## WORK INSTRUCTIONS:
Take the lines from the one containing "Give me a plain-text" through the final line below and restate them exactly. Omit the pictures.

## DATA IN THIS EXERCISE:
-------

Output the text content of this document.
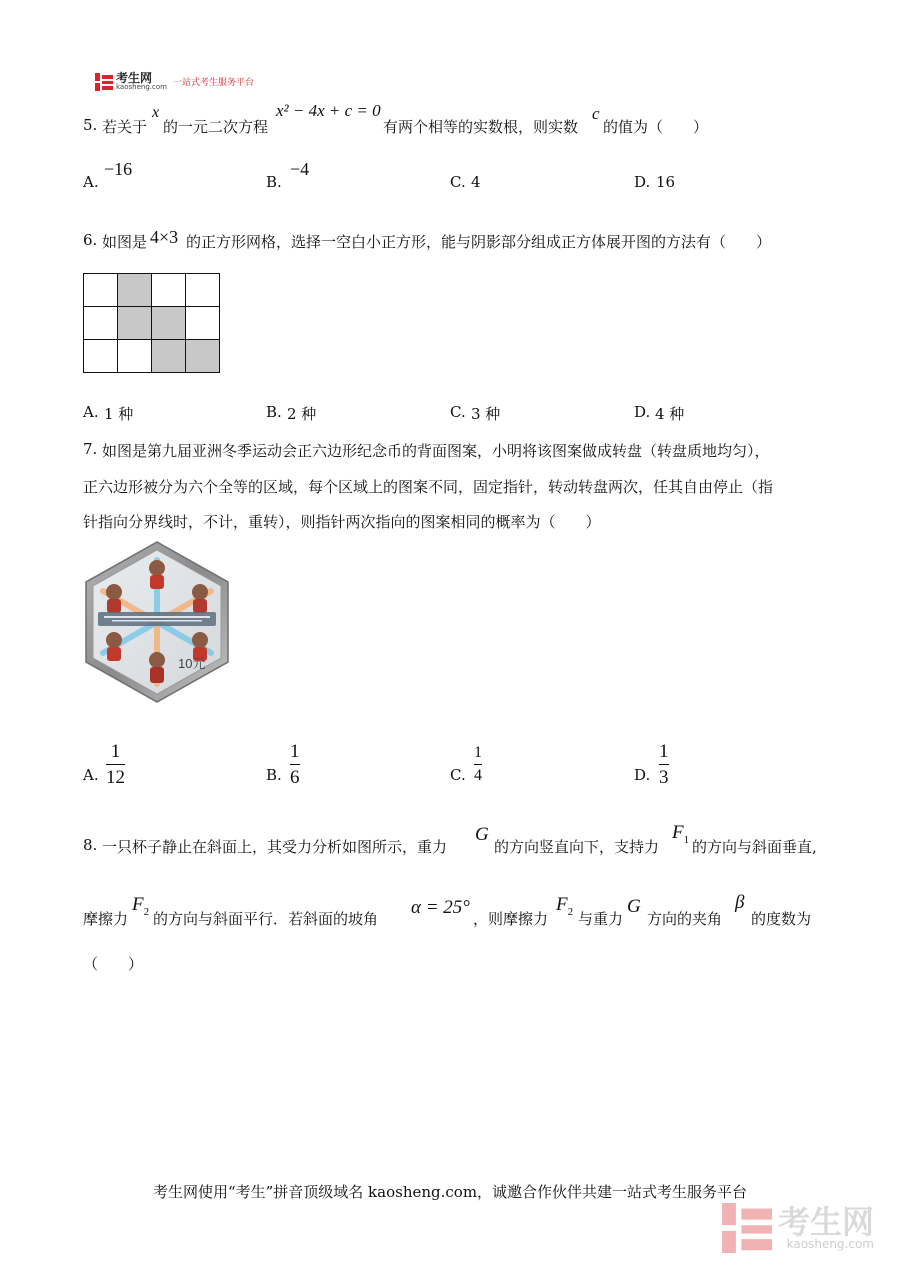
考生网
kaosheng.com 一站式考生服务平台
5. 若关于
x
的一元二次方程
x² − 4x + c = 0
有两个相等的实数根，则实数
c
的值为（　　）
A.
−16
B.
−4
C. 4	D. 16
6. 如图是 4×3 的正方形网格，选择一空白小正方形，能与阴影部分组成正方体展开图的方法有（　　）

A. 1 种	B. 2 种	C. 3 种	D. 4 种
7. 如图是第九届亚洲冬季运动会正六边形纪念币的背面图案，小明将该图案做成转盘（转盘质地均匀），
正六边形被分为六个全等的区域，每个区域上的图案不同，固定指针，转动转盘两次，任其自由停止（指
针指向分界线时，不计，重转），则指针两次指向的图案相同的概率为（　　）
10元
A.
1
12	B.
1
6	C.
1
4	D.
1
3
8. 一只杯子静止在斜面上，其受力分析如图所示，重力
G
的方向竖直向下，支持力
$F_1$ 的方向与斜面垂直,
摩擦力
$F_2$ 的方向与斜面平行．若斜面的坡角
α = 25°
，则摩擦力
$F_2$ 与重力
G
方向的夹角
β
的度数为
（　　）
考生网使用“考生”拼音顶级域名 kaosheng.com，诚邀合作伙伴共建一站式考生服务平台
考生网
kaosheng.com
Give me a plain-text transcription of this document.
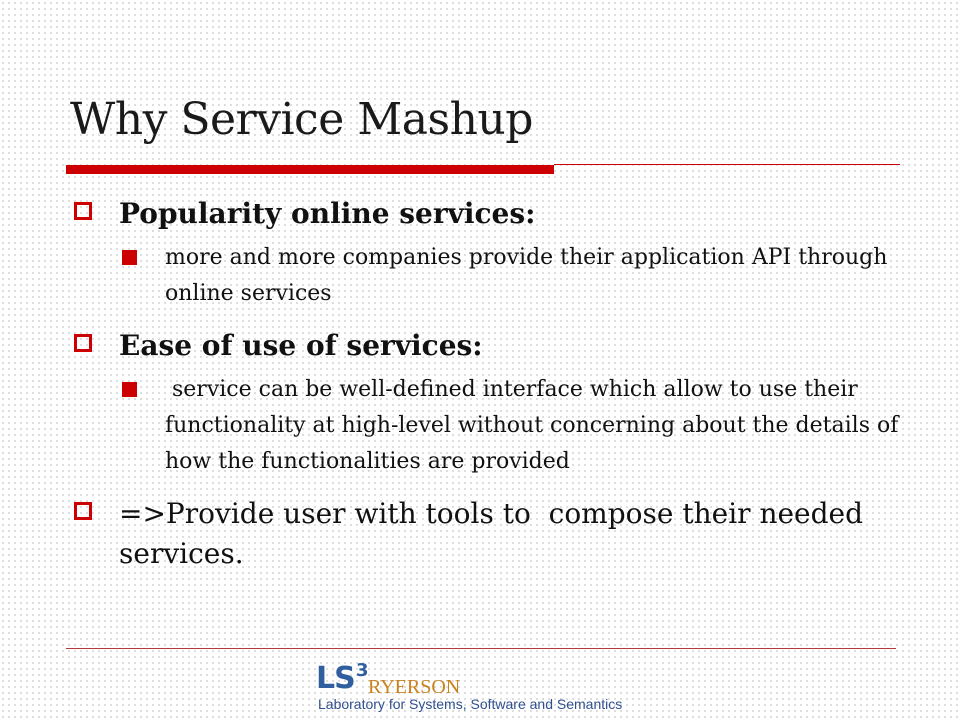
Why Service Mashup
Popularity online services:
more and more companies provide their application API through online services
Ease of use of services:
service can be well-defined interface which allow to use their functionality at high-level without concerning about the details of how the functionalities are provided
=>Provide user with tools to  compose their needed services.
LS 3
RYERSON
Laboratory for Systems, Software and Semantics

-------

## REPLY TO THE TASK:
Give me a plain-text transcription of this document.
Why Service Mashup
Popularity online services:
more and more companies provide their application API through online services
Ease of use of services:
service can be well-defined interface which allow to use their functionality at high-level without concerning about the details of how the functionalities are provided
=>Provide user with tools to  compose their needed services.
LS 3
RYERSON
Laboratory for Systems, Software and Semantics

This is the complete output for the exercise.